**Exercise:** An exact copy of every record is needed.

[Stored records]
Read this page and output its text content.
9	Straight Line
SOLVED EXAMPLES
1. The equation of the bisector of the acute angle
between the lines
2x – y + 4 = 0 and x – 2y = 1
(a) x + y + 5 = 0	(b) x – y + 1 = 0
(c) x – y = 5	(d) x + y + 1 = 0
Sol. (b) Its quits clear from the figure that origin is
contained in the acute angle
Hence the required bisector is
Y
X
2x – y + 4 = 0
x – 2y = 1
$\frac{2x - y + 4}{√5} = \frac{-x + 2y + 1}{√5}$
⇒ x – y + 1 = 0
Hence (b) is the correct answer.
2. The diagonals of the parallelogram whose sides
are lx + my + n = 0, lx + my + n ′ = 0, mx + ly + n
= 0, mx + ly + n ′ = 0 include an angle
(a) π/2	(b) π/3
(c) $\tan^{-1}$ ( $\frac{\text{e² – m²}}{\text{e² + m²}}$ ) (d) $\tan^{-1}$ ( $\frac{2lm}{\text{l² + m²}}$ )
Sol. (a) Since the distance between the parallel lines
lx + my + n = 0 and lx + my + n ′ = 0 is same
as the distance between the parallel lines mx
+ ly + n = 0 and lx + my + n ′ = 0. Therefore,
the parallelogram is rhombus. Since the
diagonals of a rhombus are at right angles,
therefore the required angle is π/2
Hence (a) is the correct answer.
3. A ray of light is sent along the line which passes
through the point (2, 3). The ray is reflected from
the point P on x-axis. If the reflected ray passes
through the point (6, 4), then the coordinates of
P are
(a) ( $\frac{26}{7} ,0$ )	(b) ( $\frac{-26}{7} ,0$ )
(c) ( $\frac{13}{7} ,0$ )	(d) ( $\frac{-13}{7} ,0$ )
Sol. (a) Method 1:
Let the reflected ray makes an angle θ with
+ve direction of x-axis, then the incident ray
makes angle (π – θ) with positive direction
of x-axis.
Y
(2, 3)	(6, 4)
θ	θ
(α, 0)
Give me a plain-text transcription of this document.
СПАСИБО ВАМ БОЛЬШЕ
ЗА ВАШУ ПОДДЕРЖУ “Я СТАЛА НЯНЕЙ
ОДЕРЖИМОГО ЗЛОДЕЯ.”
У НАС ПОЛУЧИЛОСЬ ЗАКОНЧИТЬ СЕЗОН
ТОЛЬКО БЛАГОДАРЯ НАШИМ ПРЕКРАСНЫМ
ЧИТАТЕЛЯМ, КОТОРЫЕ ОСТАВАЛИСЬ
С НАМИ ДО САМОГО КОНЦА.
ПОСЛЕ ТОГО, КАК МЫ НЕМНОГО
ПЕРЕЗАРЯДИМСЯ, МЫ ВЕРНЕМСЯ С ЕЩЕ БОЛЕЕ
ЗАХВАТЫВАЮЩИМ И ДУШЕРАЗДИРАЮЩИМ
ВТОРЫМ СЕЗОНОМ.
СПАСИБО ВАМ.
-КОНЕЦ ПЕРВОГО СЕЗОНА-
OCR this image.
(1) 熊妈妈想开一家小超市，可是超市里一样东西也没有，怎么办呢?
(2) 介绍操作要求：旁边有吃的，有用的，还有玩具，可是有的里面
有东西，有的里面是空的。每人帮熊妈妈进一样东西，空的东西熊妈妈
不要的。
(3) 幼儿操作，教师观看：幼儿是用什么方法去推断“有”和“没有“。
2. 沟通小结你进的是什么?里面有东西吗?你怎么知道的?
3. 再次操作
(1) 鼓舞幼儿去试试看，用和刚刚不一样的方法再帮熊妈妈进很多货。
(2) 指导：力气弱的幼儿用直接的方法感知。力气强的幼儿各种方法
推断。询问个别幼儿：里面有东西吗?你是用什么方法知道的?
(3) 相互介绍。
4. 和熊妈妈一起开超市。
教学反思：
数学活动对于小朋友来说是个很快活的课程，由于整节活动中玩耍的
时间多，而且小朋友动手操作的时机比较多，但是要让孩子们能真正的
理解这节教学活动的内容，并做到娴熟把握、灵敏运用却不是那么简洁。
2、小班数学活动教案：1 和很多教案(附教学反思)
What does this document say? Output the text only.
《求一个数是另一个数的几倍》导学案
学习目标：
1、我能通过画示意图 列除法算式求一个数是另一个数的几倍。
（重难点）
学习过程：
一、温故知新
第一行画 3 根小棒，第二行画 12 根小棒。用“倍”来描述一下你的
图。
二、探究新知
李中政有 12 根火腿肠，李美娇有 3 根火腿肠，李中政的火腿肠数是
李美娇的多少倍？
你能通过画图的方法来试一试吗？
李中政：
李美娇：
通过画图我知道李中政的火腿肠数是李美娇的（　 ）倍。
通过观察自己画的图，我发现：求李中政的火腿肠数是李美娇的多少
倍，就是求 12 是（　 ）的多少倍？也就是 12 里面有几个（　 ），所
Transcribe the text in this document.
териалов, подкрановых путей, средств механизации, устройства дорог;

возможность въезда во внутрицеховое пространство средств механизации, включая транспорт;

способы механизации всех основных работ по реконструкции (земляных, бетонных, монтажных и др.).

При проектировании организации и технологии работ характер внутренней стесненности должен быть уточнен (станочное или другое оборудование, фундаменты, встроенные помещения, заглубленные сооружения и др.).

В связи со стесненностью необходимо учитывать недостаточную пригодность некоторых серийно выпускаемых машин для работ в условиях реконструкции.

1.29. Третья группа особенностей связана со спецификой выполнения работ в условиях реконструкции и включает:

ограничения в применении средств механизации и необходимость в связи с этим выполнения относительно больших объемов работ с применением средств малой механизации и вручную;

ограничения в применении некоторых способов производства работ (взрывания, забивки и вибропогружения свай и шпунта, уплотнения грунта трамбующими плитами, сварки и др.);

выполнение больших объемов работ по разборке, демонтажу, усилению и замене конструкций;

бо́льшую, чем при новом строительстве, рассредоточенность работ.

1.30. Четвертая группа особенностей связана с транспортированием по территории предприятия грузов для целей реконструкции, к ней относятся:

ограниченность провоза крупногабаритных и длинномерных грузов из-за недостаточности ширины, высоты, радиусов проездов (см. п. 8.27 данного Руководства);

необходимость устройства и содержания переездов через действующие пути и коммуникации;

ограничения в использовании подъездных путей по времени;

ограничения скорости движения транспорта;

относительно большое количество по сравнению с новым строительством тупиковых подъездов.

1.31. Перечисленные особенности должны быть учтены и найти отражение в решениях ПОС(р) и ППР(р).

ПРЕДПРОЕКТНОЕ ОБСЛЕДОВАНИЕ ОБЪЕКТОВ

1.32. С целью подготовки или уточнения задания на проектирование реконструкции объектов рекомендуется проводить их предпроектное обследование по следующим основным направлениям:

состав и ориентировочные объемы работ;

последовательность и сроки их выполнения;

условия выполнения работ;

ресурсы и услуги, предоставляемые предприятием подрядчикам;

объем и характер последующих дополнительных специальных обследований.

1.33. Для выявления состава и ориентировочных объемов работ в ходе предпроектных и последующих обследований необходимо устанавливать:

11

**Task response:**
Read this page and output its text content.
9	Straight Line
SOLVED EXAMPLES
1. The equation of the bisector of the acute angle
between the lines
2x – y + 4 = 0 and x – 2y = 1
(a) x + y + 5 = 0	(b) x – y + 1 = 0
(c) x – y = 5	(d) x + y + 1 = 0
Sol. (b) Its quits clear from the figure that origin is
contained in the acute angle
Hence the required bisector is
Y
X
2x – y + 4 = 0
x – 2y = 1
$\frac{2x - y + 4}{√5} = \frac{-x + 2y + 1}{√5}$
⇒ x – y + 1 = 0
Hence (b) is the correct answer.
2. The diagonals of the parallelogram whose sides
are lx + my + n = 0, lx + my + n ′ = 0, mx + ly + n
= 0, mx + ly + n ′ = 0 include an angle
(a) π/2	(b) π/3
(c) $\tan^{-1}$ ( $\frac{\text{e² – m²}}{\text{e² + m²}}$ ) (d) $\tan^{-1}$ ( $\frac{2lm}{\text{l² + m²}}$ )
Sol. (a) Since the distance between the parallel lines
lx + my + n = 0 and lx + my + n ′ = 0 is same
as the distance between the parallel lines mx
+ ly + n = 0 and lx + my + n ′ = 0. Therefore,
the parallelogram is rhombus. Since the
diagonals of a rhombus are at right angles,
therefore the required angle is π/2
Hence (a) is the correct answer.
3. A ray of light is sent along the line which passes
through the point (2, 3). The ray is reflected from
the point P on x-axis. If the reflected ray passes
through the point (6, 4), then the coordinates of
P are
(a) ( $\frac{26}{7} ,0$ )	(b) ( $\frac{-26}{7} ,0$ )
(c) ( $\frac{13}{7} ,0$ )	(d) ( $\frac{-13}{7} ,0$ )
Sol. (a) Method 1:
Let the reflected ray makes an angle θ with
+ve direction of x-axis, then the incident ray
makes angle (π – θ) with positive direction
of x-axis.
Y
(2, 3)	(6, 4)
θ	θ
(α, 0)
Give me a plain-text transcription of this document.
СПАСИБО ВАМ БОЛЬШЕ
ЗА ВАШУ ПОДДЕРЖУ “Я СТАЛА НЯНЕЙ
ОДЕРЖИМОГО ЗЛОДЕЯ.”
У НАС ПОЛУЧИЛОСЬ ЗАКОНЧИТЬ СЕЗОН
ТОЛЬКО БЛАГОДАРЯ НАШИМ ПРЕКРАСНЫМ
ЧИТАТЕЛЯМ, КОТОРЫЕ ОСТАВАЛИСЬ
С НАМИ ДО САМОГО КОНЦА.
ПОСЛЕ ТОГО, КАК МЫ НЕМНОГО
ПЕРЕЗАРЯДИМСЯ, МЫ ВЕРНЕМСЯ С ЕЩЕ БОЛЕЕ
ЗАХВАТЫВАЮЩИМ И ДУШЕРАЗДИРАЮЩИМ
ВТОРЫМ СЕЗОНОМ.
СПАСИБО ВАМ.
-КОНЕЦ ПЕРВОГО СЕЗОНА-
OCR this image.
(1) 熊妈妈想开一家小超市，可是超市里一样东西也没有，怎么办呢?
(2) 介绍操作要求：旁边有吃的，有用的，还有玩具，可是有的里面
有东西，有的里面是空的。每人帮熊妈妈进一样东西，空的东西熊妈妈
不要的。
(3) 幼儿操作，教师观看：幼儿是用什么方法去推断“有”和“没有“。
2. 沟通小结你进的是什么?里面有东西吗?你怎么知道的?
3. 再次操作
(1) 鼓舞幼儿去试试看，用和刚刚不一样的方法再帮熊妈妈进很多货。
(2) 指导：力气弱的幼儿用直接的方法感知。力气强的幼儿各种方法
推断。询问个别幼儿：里面有东西吗?你是用什么方法知道的?
(3) 相互介绍。
4. 和熊妈妈一起开超市。
教学反思：
数学活动对于小朋友来说是个很快活的课程，由于整节活动中玩耍的
时间多，而且小朋友动手操作的时机比较多，但是要让孩子们能真正的
理解这节教学活动的内容，并做到娴熟把握、灵敏运用却不是那么简洁。
2、小班数学活动教案：1 和很多教案(附教学反思)
What does this document say? Output the text only.
《求一个数是另一个数的几倍》导学案
学习目标：
1、我能通过画示意图 列除法算式求一个数是另一个数的几倍。
（重难点）
学习过程：
一、温故知新
第一行画 3 根小棒，第二行画 12 根小棒。用“倍”来描述一下你的
图。
二、探究新知
李中政有 12 根火腿肠，李美娇有 3 根火腿肠，李中政的火腿肠数是
李美娇的多少倍？
你能通过画图的方法来试一试吗？
李中政：
李美娇：
通过画图我知道李中政的火腿肠数是李美娇的（　 ）倍。
通过观察自己画的图，我发现：求李中政的火腿肠数是李美娇的多少
倍，就是求 12 是（　 ）的多少倍？也就是 12 里面有几个（　 ），所
Transcribe the text in this document.
териалов, подкрановых путей, средств механизации, устройства дорог;

возможность въезда во внутрицеховое пространство средств механизации, включая транспорт;

способы механизации всех основных работ по реконструкции (земляных, бетонных, монтажных и др.).

При проектировании организации и технологии работ характер внутренней стесненности должен быть уточнен (станочное или другое оборудование, фундаменты, встроенные помещения, заглубленные сооружения и др.).

В связи со стесненностью необходимо учитывать недостаточную пригодность некоторых серийно выпускаемых машин для работ в условиях реконструкции.

1.29. Третья группа особенностей связана со спецификой выполнения работ в условиях реконструкции и включает:

ограничения в применении средств механизации и необходимость в связи с этим выполнения относительно больших объемов работ с применением средств малой механизации и вручную;

ограничения в применении некоторых способов производства работ (взрывания, забивки и вибропогружения свай и шпунта, уплотнения грунта трамбующими плитами, сварки и др.);

выполнение больших объемов работ по разборке, демонтажу, усилению и замене конструкций;

бо́льшую, чем при новом строительстве, рассредоточенность работ.

1.30. Четвертая группа особенностей связана с транспортированием по территории предприятия грузов для целей реконструкции, к ней относятся:

ограниченность провоза крупногабаритных и длинномерных грузов из-за недостаточности ширины, высоты, радиусов проездов (см. п. 8.27 данного Руководства);

необходимость устройства и содержания переездов через действующие пути и коммуникации;

ограничения в использовании подъездных путей по времени;

ограничения скорости движения транспорта;

относительно большое количество по сравнению с новым строительством тупиковых подъездов.

1.31. Перечисленные особенности должны быть учтены и найти отражение в решениях ПОС(р) и ППР(р).

ПРЕДПРОЕКТНОЕ ОБСЛЕДОВАНИЕ ОБЪЕКТОВ

1.32. С целью подготовки или уточнения задания на проектирование реконструкции объектов рекомендуется проводить их предпроектное обследование по следующим основным направлениям:

состав и ориентировочные объемы работ;

последовательность и сроки их выполнения;

условия выполнения работ;

ресурсы и услуги, предоставляемые предприятием подрядчикам;

объем и характер последующих дополнительных специальных обследований.

1.33. Для выявления состава и ориентировочных объемов работ в ходе предпроектных и последующих обследований необходимо устанавливать:

11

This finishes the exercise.